* **Task objective**
Lift every line from the entries that includes the word "photo".

* **Excerpted records**
^^^^^^^^^^^^^^^^
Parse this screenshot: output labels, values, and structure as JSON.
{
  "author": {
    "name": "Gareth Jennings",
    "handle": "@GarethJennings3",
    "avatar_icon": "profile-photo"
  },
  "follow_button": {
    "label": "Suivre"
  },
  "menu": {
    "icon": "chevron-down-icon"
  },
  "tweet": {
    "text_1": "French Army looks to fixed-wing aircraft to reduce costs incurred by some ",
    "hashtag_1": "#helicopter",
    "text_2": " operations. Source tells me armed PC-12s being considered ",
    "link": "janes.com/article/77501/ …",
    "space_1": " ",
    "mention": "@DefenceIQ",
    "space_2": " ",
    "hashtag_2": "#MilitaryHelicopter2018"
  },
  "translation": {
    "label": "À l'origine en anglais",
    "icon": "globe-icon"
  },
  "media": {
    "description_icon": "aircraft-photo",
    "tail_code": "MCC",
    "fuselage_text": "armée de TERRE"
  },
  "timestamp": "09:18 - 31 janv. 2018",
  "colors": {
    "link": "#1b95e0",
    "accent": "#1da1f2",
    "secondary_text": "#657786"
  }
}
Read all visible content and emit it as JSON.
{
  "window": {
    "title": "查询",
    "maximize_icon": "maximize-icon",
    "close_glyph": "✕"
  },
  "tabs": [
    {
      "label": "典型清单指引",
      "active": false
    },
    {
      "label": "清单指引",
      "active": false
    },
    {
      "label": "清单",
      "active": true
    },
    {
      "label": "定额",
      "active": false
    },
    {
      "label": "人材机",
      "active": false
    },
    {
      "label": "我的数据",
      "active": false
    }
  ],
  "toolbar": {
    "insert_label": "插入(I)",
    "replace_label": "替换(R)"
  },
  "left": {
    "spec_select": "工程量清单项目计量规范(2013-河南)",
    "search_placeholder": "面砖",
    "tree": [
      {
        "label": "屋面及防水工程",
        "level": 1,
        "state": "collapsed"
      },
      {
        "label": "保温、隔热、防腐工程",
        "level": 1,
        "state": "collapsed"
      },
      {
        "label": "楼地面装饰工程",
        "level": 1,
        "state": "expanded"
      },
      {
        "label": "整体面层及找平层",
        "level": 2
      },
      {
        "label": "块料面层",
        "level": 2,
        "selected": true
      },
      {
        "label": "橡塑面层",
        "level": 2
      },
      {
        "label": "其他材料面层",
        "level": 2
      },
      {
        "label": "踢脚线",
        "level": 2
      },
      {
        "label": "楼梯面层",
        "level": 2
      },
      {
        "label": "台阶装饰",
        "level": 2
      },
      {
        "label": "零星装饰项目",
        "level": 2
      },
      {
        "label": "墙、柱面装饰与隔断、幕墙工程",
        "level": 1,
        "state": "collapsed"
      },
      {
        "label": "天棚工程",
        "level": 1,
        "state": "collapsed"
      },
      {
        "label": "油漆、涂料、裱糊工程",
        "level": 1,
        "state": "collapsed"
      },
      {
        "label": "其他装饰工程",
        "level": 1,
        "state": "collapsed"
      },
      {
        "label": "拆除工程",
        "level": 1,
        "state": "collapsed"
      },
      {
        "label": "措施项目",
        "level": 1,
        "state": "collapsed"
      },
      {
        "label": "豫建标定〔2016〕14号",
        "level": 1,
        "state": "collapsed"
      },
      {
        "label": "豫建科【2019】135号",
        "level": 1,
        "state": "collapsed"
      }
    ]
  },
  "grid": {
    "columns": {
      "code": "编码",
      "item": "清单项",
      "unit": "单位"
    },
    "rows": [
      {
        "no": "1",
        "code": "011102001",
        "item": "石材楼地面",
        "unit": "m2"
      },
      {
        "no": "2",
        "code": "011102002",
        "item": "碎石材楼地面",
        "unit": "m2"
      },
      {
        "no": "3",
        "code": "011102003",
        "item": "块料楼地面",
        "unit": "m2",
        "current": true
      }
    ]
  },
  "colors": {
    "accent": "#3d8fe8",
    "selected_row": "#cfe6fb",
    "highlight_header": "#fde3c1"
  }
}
^^^^^^^^^^^^^^^^
* **Completed task**
    "avatar_icon": "profile-photo"
    "description_icon": "aircraft-photo",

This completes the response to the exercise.